** SET EXERCISE **
In the records below, turn every line from the one containing "hero-paragraph-page: We'll create" down through the one containing "avatar-illustration (849, 24, 1005, 180)", both included, into a Markdown table. Use the columns Row and Line, number each row, and omit blank lines.
::: EXTRACTED MATERIAL
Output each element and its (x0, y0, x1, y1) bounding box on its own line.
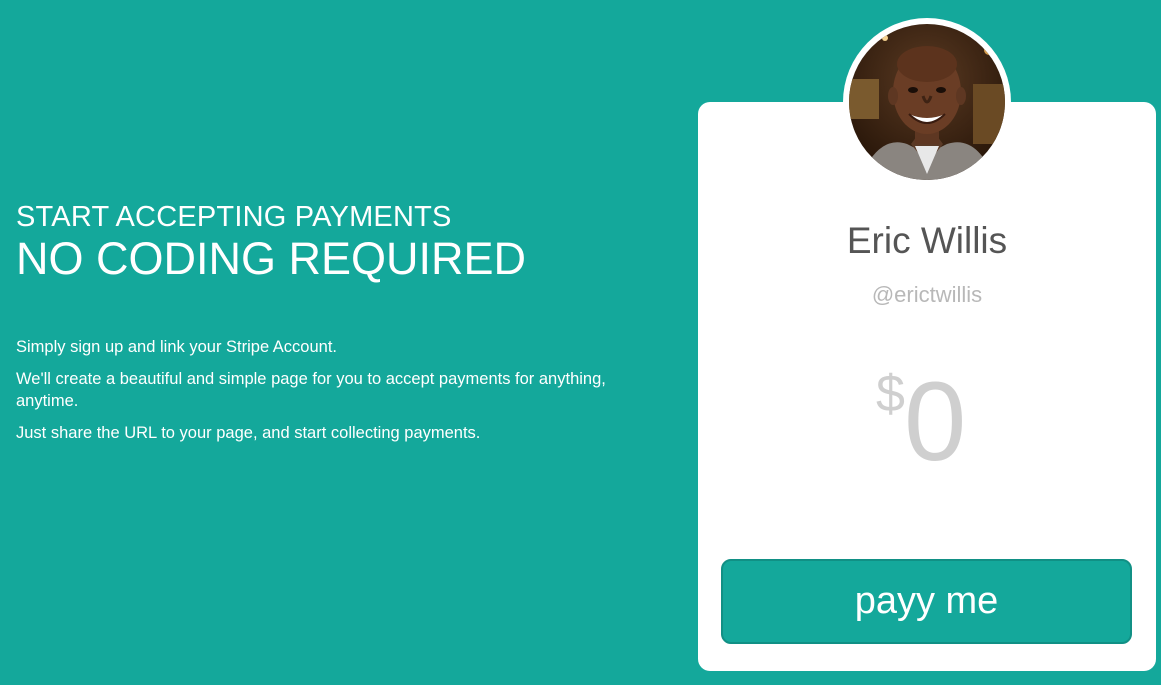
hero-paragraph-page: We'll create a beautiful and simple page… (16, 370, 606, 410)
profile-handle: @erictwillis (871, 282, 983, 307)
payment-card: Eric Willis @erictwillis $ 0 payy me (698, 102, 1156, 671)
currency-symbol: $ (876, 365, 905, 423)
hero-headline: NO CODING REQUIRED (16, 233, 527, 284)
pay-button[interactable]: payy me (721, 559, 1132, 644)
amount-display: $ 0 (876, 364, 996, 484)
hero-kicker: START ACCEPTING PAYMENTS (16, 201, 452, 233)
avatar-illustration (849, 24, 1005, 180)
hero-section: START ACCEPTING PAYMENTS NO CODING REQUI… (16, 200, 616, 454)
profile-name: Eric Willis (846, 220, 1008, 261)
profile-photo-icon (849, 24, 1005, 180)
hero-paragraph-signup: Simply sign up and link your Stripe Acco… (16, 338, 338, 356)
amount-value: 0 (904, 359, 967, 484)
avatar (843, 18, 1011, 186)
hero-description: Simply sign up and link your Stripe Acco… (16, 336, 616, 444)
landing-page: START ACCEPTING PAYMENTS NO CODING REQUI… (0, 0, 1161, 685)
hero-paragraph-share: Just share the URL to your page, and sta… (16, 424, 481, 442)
::::::
::: EXTRACTED MATERIAL
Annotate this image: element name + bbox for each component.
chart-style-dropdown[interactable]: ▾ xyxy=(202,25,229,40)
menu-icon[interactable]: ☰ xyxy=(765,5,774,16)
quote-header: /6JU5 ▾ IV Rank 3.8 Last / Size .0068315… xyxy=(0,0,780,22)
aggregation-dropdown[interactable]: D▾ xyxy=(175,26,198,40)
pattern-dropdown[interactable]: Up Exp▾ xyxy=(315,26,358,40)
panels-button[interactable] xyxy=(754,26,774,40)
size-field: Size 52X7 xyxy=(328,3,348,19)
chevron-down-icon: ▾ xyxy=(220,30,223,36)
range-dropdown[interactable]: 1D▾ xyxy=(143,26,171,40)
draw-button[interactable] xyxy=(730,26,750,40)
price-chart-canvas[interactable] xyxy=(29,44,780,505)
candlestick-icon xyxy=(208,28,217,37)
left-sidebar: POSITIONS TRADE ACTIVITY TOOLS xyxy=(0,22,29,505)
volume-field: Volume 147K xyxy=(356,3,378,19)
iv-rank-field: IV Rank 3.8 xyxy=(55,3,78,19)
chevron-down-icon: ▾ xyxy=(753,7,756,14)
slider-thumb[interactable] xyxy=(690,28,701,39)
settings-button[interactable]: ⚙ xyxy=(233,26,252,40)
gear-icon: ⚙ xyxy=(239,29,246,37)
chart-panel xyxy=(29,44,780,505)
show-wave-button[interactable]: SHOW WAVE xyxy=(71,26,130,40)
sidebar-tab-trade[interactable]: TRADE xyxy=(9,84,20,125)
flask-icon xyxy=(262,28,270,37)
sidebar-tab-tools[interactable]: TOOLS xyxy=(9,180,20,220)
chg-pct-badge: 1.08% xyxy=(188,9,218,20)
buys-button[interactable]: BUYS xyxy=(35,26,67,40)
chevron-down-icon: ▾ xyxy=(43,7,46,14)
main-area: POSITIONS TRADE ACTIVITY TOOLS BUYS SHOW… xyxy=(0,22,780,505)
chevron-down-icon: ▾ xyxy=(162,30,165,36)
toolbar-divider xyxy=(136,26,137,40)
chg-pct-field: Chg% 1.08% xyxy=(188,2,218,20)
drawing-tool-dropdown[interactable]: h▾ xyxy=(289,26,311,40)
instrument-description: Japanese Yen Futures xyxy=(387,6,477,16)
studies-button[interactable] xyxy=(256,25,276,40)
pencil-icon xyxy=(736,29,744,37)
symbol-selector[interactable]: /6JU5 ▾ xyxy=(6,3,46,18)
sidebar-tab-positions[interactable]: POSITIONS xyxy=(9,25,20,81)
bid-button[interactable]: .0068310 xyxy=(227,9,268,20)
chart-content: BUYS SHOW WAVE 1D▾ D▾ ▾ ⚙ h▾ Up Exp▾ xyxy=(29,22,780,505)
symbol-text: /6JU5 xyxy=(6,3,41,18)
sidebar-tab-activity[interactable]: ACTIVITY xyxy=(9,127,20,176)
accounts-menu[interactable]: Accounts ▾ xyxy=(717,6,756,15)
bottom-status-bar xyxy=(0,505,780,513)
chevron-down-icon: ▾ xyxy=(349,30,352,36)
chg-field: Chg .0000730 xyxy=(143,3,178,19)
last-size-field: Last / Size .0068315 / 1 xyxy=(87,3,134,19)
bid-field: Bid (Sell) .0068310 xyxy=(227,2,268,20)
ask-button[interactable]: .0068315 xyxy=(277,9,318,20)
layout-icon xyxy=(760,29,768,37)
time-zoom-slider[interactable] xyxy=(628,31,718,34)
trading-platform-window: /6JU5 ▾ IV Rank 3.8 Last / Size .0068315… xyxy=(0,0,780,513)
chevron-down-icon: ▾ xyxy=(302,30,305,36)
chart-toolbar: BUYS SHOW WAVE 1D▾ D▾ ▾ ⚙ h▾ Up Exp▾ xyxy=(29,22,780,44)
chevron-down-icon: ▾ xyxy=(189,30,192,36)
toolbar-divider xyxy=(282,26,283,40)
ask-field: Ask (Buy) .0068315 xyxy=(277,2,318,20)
::::::
** THE ANSWER **
| Row | Line |
|---|---|
| 1 | hero-paragraph-page: We'll create a beautiful and simple page… (16, 370, 606, 410) |
| 2 | profile-handle: @erictwillis (871, 282, 983, 307) |
| 3 | payment-card: Eric Willis @erictwillis $ 0 payy me (698, 102, 1156, 671) |
| 4 | currency-symbol: $ (876, 365, 905, 423) |
| 5 | hero-headline: NO CODING REQUIRED (16, 233, 527, 284) |
| 6 | pay-button[interactable]: payy me (721, 559, 1132, 644) |
| 7 | amount-display: $ 0 (876, 364, 996, 484) |
| 8 | hero-kicker: START ACCEPTING PAYMENTS (16, 201, 452, 233) |
| 9 | avatar-illustration (849, 24, 1005, 180) |